## BEGIN

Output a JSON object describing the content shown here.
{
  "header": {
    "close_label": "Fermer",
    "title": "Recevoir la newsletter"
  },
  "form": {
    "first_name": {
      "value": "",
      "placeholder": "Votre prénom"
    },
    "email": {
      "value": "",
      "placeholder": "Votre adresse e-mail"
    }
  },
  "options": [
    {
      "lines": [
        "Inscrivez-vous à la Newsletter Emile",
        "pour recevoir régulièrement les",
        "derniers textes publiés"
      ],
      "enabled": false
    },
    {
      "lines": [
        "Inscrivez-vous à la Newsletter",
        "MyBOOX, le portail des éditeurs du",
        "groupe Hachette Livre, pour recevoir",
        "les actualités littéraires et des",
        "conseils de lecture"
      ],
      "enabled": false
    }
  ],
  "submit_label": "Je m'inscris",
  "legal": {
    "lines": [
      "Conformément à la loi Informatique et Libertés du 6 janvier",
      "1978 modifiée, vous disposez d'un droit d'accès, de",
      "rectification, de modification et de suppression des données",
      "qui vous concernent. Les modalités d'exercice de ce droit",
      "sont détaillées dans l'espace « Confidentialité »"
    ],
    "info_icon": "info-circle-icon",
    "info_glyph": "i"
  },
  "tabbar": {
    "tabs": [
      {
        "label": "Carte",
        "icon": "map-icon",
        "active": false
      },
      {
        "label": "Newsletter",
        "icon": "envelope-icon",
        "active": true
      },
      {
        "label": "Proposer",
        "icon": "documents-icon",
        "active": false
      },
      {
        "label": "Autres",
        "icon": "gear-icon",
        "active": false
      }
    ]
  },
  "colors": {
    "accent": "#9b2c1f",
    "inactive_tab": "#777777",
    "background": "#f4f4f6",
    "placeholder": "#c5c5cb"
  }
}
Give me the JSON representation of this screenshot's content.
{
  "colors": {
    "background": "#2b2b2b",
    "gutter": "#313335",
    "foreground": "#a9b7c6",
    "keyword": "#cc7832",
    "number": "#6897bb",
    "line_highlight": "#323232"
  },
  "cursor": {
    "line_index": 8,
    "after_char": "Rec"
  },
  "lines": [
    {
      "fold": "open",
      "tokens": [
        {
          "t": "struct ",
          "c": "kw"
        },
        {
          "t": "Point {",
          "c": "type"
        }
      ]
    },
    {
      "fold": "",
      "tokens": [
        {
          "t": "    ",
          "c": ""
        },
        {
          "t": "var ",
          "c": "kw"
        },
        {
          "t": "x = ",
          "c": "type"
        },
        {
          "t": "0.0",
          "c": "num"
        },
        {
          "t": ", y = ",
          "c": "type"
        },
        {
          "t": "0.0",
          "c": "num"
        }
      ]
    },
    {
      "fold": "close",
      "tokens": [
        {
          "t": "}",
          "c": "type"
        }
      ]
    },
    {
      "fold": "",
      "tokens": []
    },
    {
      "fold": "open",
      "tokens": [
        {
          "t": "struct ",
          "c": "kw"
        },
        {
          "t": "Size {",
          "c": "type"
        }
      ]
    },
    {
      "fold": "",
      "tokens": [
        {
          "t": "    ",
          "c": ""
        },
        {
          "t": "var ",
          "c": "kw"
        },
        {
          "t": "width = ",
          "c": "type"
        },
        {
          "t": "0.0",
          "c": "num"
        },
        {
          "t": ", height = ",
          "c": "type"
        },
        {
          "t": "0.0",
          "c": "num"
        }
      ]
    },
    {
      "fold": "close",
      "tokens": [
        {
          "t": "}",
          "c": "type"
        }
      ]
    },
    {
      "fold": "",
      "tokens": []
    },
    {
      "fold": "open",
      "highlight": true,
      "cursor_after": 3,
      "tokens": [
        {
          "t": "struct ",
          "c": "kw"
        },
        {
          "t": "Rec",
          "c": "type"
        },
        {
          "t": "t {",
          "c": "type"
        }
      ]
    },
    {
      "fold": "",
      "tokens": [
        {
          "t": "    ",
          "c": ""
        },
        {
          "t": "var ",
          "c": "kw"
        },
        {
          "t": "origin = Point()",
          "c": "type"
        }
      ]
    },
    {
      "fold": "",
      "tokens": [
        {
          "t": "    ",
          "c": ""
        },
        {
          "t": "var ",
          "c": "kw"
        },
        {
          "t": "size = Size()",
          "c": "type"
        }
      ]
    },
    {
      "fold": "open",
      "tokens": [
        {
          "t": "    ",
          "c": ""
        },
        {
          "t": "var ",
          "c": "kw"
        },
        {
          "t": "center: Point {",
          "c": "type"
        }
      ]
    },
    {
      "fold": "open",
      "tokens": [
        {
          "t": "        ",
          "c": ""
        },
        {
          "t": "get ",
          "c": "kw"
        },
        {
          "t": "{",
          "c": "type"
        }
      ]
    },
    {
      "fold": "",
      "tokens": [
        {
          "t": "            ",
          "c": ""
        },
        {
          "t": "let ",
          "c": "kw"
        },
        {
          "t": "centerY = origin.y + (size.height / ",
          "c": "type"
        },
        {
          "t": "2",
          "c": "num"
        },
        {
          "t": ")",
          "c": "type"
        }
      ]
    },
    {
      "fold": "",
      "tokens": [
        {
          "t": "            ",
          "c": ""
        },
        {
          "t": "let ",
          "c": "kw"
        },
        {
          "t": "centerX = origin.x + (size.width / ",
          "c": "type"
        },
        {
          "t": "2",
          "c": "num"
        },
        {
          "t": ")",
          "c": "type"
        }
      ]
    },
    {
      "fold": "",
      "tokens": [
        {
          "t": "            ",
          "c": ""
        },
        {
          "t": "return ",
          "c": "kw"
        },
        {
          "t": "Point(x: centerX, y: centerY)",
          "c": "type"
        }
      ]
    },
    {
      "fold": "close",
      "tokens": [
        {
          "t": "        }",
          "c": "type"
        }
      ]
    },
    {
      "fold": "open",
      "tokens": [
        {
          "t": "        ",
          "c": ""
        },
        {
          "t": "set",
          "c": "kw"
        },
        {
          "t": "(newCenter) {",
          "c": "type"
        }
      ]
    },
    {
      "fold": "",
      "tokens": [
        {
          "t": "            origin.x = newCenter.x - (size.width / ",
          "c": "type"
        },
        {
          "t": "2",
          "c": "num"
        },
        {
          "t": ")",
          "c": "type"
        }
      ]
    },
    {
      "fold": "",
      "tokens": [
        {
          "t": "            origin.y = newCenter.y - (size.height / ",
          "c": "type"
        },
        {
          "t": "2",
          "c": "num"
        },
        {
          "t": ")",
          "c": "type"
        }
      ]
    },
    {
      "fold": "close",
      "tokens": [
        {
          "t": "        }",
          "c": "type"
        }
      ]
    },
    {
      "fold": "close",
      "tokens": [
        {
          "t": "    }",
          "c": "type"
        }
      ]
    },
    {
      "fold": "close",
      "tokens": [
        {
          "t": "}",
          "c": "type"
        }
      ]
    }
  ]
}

## END

▶ **Directions**
Print every record exactly as it was given.

▶ **Written response**
Output a JSON object describing the content shown here.
{
  "header": {
    "close_label": "Fermer",
    "title": "Recevoir la newsletter"
  },
  "form": {
    "first_name": {
      "value": "",
      "placeholder": "Votre prénom"
    },
    "email": {
      "value": "",
      "placeholder": "Votre adresse e-mail"
    }
  },
  "options": [
    {
      "lines": [
        "Inscrivez-vous à la Newsletter Emile",
        "pour recevoir régulièrement les",
        "derniers textes publiés"
      ],
      "enabled": false
    },
    {
      "lines": [
        "Inscrivez-vous à la Newsletter",
        "MyBOOX, le portail des éditeurs du",
        "groupe Hachette Livre, pour recevoir",
        "les actualités littéraires et des",
        "conseils de lecture"
      ],
      "enabled": false
    }
  ],
  "submit_label": "Je m'inscris",
  "legal": {
    "lines": [
      "Conformément à la loi Informatique et Libertés du 6 janvier",
      "1978 modifiée, vous disposez d'un droit d'accès, de",
      "rectification, de modification et de suppression des données",
      "qui vous concernent. Les modalités d'exercice de ce droit",
      "sont détaillées dans l'espace « Confidentialité »"
    ],
    "info_icon": "info-circle-icon",
    "info_glyph": "i"
  },
  "tabbar": {
    "tabs": [
      {
        "label": "Carte",
        "icon": "map-icon",
        "active": false
      },
      {
        "label": "Newsletter",
        "icon": "envelope-icon",
        "active": true
      },
      {
        "label": "Proposer",
        "icon": "documents-icon",
        "active": false
      },
      {
        "label": "Autres",
        "icon": "gear-icon",
        "active": false
      }
    ]
  },
  "colors": {
    "accent": "#9b2c1f",
    "inactive_tab": "#777777",
    "background": "#f4f4f6",
    "placeholder": "#c5c5cb"
  }
}
Give me the JSON representation of this screenshot's content.
{
  "colors": {
    "background": "#2b2b2b",
    "gutter": "#313335",
    "foreground": "#a9b7c6",
    "keyword": "#cc7832",
    "number": "#6897bb",
    "line_highlight": "#323232"
  },
  "cursor": {
    "line_index": 8,
    "after_char": "Rec"
  },
  "lines": [
    {
      "fold": "open",
      "tokens": [
        {
          "t": "struct ",
          "c": "kw"
        },
        {
          "t": "Point {",
          "c": "type"
        }
      ]
    },
    {
      "fold": "",
      "tokens": [
        {
          "t": "    ",
          "c": ""
        },
        {
          "t": "var ",
          "c": "kw"
        },
        {
          "t": "x = ",
          "c": "type"
        },
        {
          "t": "0.0",
          "c": "num"
        },
        {
          "t": ", y = ",
          "c": "type"
        },
        {
          "t": "0.0",
          "c": "num"
        }
      ]
    },
    {
      "fold": "close",
      "tokens": [
        {
          "t": "}",
          "c": "type"
        }
      ]
    },
    {
      "fold": "",
      "tokens": []
    },
    {
      "fold": "open",
      "tokens": [
        {
          "t": "struct ",
          "c": "kw"
        },
        {
          "t": "Size {",
          "c": "type"
        }
      ]
    },
    {
      "fold": "",
      "tokens": [
        {
          "t": "    ",
          "c": ""
        },
        {
          "t": "var ",
          "c": "kw"
        },
        {
          "t": "width = ",
          "c": "type"
        },
        {
          "t": "0.0",
          "c": "num"
        },
        {
          "t": ", height = ",
          "c": "type"
        },
        {
          "t": "0.0",
          "c": "num"
        }
      ]
    },
    {
      "fold": "close",
      "tokens": [
        {
          "t": "}",
          "c": "type"
        }
      ]
    },
    {
      "fold": "",
      "tokens": []
    },
    {
      "fold": "open",
      "highlight": true,
      "cursor_after": 3,
      "tokens": [
        {
          "t": "struct ",
          "c": "kw"
        },
        {
          "t": "Rec",
          "c": "type"
        },
        {
          "t": "t {",
          "c": "type"
        }
      ]
    },
    {
      "fold": "",
      "tokens": [
        {
          "t": "    ",
          "c": ""
        },
        {
          "t": "var ",
          "c": "kw"
        },
        {
          "t": "origin = Point()",
          "c": "type"
        }
      ]
    },
    {
      "fold": "",
      "tokens": [
        {
          "t": "    ",
          "c": ""
        },
        {
          "t": "var ",
          "c": "kw"
        },
        {
          "t": "size = Size()",
          "c": "type"
        }
      ]
    },
    {
      "fold": "open",
      "tokens": [
        {
          "t": "    ",
          "c": ""
        },
        {
          "t": "var ",
          "c": "kw"
        },
        {
          "t": "center: Point {",
          "c": "type"
        }
      ]
    },
    {
      "fold": "open",
      "tokens": [
        {
          "t": "        ",
          "c": ""
        },
        {
          "t": "get ",
          "c": "kw"
        },
        {
          "t": "{",
          "c": "type"
        }
      ]
    },
    {
      "fold": "",
      "tokens": [
        {
          "t": "            ",
          "c": ""
        },
        {
          "t": "let ",
          "c": "kw"
        },
        {
          "t": "centerY = origin.y + (size.height / ",
          "c": "type"
        },
        {
          "t": "2",
          "c": "num"
        },
        {
          "t": ")",
          "c": "type"
        }
      ]
    },
    {
      "fold": "",
      "tokens": [
        {
          "t": "            ",
          "c": ""
        },
        {
          "t": "let ",
          "c": "kw"
        },
        {
          "t": "centerX = origin.x + (size.width / ",
          "c": "type"
        },
        {
          "t": "2",
          "c": "num"
        },
        {
          "t": ")",
          "c": "type"
        }
      ]
    },
    {
      "fold": "",
      "tokens": [
        {
          "t": "            ",
          "c": ""
        },
        {
          "t": "return ",
          "c": "kw"
        },
        {
          "t": "Point(x: centerX, y: centerY)",
          "c": "type"
        }
      ]
    },
    {
      "fold": "close",
      "tokens": [
        {
          "t": "        }",
          "c": "type"
        }
      ]
    },
    {
      "fold": "open",
      "tokens": [
        {
          "t": "        ",
          "c": ""
        },
        {
          "t": "set",
          "c": "kw"
        },
        {
          "t": "(newCenter) {",
          "c": "type"
        }
      ]
    },
    {
      "fold": "",
      "tokens": [
        {
          "t": "            origin.x = newCenter.x - (size.width / ",
          "c": "type"
        },
        {
          "t": "2",
          "c": "num"
        },
        {
          "t": ")",
          "c": "type"
        }
      ]
    },
    {
      "fold": "",
      "tokens": [
        {
          "t": "            origin.y = newCenter.y - (size.height / ",
          "c": "type"
        },
        {
          "t": "2",
          "c": "num"
        },
        {
          "t": ")",
          "c": "type"
        }
      ]
    },
    {
      "fold": "close",
      "tokens": [
        {
          "t": "        }",
          "c": "type"
        }
      ]
    },
    {
      "fold": "close",
      "tokens": [
        {
          "t": "    }",
          "c": "type"
        }
      ]
    },
    {
      "fold": "close",
      "tokens": [
        {
          "t": "}",
          "c": "type"
        }
      ]
    }
  ]
}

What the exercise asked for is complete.